WRITTEN REQUEST:
Every entry must be given again exactly.

-- start of DATA ENTRIES --

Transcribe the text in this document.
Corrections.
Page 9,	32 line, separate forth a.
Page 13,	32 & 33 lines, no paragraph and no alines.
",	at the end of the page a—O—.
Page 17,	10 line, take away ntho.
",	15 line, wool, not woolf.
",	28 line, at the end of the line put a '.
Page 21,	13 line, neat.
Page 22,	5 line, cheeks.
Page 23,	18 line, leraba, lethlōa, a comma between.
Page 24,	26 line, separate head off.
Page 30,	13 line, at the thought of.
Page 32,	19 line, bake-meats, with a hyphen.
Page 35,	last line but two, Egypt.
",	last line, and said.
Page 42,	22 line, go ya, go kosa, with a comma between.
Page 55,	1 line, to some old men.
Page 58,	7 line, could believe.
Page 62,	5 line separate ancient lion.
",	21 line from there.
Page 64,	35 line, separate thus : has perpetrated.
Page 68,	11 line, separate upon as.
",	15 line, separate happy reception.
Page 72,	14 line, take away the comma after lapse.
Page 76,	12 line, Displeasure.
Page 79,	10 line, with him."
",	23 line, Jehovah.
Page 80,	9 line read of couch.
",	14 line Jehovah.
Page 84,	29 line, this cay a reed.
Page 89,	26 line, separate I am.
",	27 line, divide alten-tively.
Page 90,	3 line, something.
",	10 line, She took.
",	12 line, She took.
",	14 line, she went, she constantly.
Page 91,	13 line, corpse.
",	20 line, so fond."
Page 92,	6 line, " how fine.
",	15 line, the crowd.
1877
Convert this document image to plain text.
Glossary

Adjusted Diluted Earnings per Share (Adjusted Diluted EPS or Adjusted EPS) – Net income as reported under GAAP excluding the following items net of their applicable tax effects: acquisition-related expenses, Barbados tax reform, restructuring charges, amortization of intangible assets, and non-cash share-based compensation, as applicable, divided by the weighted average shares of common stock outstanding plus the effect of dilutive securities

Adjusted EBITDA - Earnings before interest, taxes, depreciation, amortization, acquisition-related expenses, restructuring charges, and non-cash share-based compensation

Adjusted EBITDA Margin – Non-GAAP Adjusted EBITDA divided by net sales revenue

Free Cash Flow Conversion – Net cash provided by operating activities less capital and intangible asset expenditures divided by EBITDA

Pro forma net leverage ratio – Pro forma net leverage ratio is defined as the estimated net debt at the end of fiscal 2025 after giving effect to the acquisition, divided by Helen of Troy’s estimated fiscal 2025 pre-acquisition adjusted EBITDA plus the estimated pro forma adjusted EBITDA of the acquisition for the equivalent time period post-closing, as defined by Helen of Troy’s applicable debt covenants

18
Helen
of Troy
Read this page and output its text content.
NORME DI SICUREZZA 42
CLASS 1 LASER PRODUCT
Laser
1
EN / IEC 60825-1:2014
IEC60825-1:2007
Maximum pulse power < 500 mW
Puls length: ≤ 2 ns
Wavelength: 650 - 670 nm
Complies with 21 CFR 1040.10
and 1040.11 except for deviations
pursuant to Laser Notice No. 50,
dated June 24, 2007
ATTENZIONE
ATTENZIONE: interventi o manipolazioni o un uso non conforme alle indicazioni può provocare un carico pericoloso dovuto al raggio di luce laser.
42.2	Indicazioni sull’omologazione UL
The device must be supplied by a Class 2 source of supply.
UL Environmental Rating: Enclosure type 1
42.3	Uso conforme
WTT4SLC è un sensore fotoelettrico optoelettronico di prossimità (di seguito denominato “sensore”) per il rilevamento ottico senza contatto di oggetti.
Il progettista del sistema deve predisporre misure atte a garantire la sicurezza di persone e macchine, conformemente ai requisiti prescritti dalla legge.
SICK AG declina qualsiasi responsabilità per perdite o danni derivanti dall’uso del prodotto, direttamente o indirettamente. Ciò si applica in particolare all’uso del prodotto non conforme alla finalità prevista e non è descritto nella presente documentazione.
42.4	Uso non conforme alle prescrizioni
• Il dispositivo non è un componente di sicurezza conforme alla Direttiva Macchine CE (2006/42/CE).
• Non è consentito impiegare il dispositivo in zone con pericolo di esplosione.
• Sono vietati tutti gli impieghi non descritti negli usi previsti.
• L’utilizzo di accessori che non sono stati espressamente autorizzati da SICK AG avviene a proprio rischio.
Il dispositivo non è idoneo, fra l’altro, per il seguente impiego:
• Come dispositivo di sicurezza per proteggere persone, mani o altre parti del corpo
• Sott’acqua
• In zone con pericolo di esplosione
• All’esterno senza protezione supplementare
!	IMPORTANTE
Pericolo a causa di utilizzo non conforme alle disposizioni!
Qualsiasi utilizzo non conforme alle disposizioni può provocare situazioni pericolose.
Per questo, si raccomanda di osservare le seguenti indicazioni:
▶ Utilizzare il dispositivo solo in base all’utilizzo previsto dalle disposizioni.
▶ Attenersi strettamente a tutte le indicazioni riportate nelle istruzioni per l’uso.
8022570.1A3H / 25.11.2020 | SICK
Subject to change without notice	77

-- end of DATA ENTRIES --

SOLUTION FOR THIS EXERCISE:
Transcribe the text in this document.
Corrections.
Page 9,	32 line, separate forth a.
Page 13,	32 & 33 lines, no paragraph and no alines.
",	at the end of the page a—O—.
Page 17,	10 line, take away ntho.
",	15 line, wool, not woolf.
",	28 line, at the end of the line put a '.
Page 21,	13 line, neat.
Page 22,	5 line, cheeks.
Page 23,	18 line, leraba, lethlōa, a comma between.
Page 24,	26 line, separate head off.
Page 30,	13 line, at the thought of.
Page 32,	19 line, bake-meats, with a hyphen.
Page 35,	last line but two, Egypt.
",	last line, and said.
Page 42,	22 line, go ya, go kosa, with a comma between.
Page 55,	1 line, to some old men.
Page 58,	7 line, could believe.
Page 62,	5 line separate ancient lion.
",	21 line from there.
Page 64,	35 line, separate thus : has perpetrated.
Page 68,	11 line, separate upon as.
",	15 line, separate happy reception.
Page 72,	14 line, take away the comma after lapse.
Page 76,	12 line, Displeasure.
Page 79,	10 line, with him."
",	23 line, Jehovah.
Page 80,	9 line read of couch.
",	14 line Jehovah.
Page 84,	29 line, this cay a reed.
Page 89,	26 line, separate I am.
",	27 line, divide alten-tively.
Page 90,	3 line, something.
",	10 line, She took.
",	12 line, She took.
",	14 line, she went, she constantly.
Page 91,	13 line, corpse.
",	20 line, so fond."
Page 92,	6 line, " how fine.
",	15 line, the crowd.
1877
Convert this document image to plain text.
Glossary

Adjusted Diluted Earnings per Share (Adjusted Diluted EPS or Adjusted EPS) – Net income as reported under GAAP excluding the following items net of their applicable tax effects: acquisition-related expenses, Barbados tax reform, restructuring charges, amortization of intangible assets, and non-cash share-based compensation, as applicable, divided by the weighted average shares of common stock outstanding plus the effect of dilutive securities

Adjusted EBITDA - Earnings before interest, taxes, depreciation, amortization, acquisition-related expenses, restructuring charges, and non-cash share-based compensation

Adjusted EBITDA Margin – Non-GAAP Adjusted EBITDA divided by net sales revenue

Free Cash Flow Conversion – Net cash provided by operating activities less capital and intangible asset expenditures divided by EBITDA

Pro forma net leverage ratio – Pro forma net leverage ratio is defined as the estimated net debt at the end of fiscal 2025 after giving effect to the acquisition, divided by Helen of Troy’s estimated fiscal 2025 pre-acquisition adjusted EBITDA plus the estimated pro forma adjusted EBITDA of the acquisition for the equivalent time period post-closing, as defined by Helen of Troy’s applicable debt covenants

18
Helen
of Troy
Read this page and output its text content.
NORME DI SICUREZZA 42
CLASS 1 LASER PRODUCT
Laser
1
EN / IEC 60825-1:2014
IEC60825-1:2007
Maximum pulse power < 500 mW
Puls length: ≤ 2 ns
Wavelength: 650 - 670 nm
Complies with 21 CFR 1040.10
and 1040.11 except for deviations
pursuant to Laser Notice No. 50,
dated June 24, 2007
ATTENZIONE
ATTENZIONE: interventi o manipolazioni o un uso non conforme alle indicazioni può provocare un carico pericoloso dovuto al raggio di luce laser.
42.2	Indicazioni sull’omologazione UL
The device must be supplied by a Class 2 source of supply.
UL Environmental Rating: Enclosure type 1
42.3	Uso conforme
WTT4SLC è un sensore fotoelettrico optoelettronico di prossimità (di seguito denominato “sensore”) per il rilevamento ottico senza contatto di oggetti.
Il progettista del sistema deve predisporre misure atte a garantire la sicurezza di persone e macchine, conformemente ai requisiti prescritti dalla legge.
SICK AG declina qualsiasi responsabilità per perdite o danni derivanti dall’uso del prodotto, direttamente o indirettamente. Ciò si applica in particolare all’uso del prodotto non conforme alla finalità prevista e non è descritto nella presente documentazione.
42.4	Uso non conforme alle prescrizioni
• Il dispositivo non è un componente di sicurezza conforme alla Direttiva Macchine CE (2006/42/CE).
• Non è consentito impiegare il dispositivo in zone con pericolo di esplosione.
• Sono vietati tutti gli impieghi non descritti negli usi previsti.
• L’utilizzo di accessori che non sono stati espressamente autorizzati da SICK AG avviene a proprio rischio.
Il dispositivo non è idoneo, fra l’altro, per il seguente impiego:
• Come dispositivo di sicurezza per proteggere persone, mani o altre parti del corpo
• Sott’acqua
• In zone con pericolo di esplosione
• All’esterno senza protezione supplementare
!	IMPORTANTE
Pericolo a causa di utilizzo non conforme alle disposizioni!
Qualsiasi utilizzo non conforme alle disposizioni può provocare situazioni pericolose.
Per questo, si raccomanda di osservare le seguenti indicazioni:
▶ Utilizzare il dispositivo solo in base all’utilizzo previsto dalle disposizioni.
▶ Attenersi strettamente a tutte le indicazioni riportate nelle istruzioni per l’uso.
8022570.1A3H / 25.11.2020 | SICK
Subject to change without notice	77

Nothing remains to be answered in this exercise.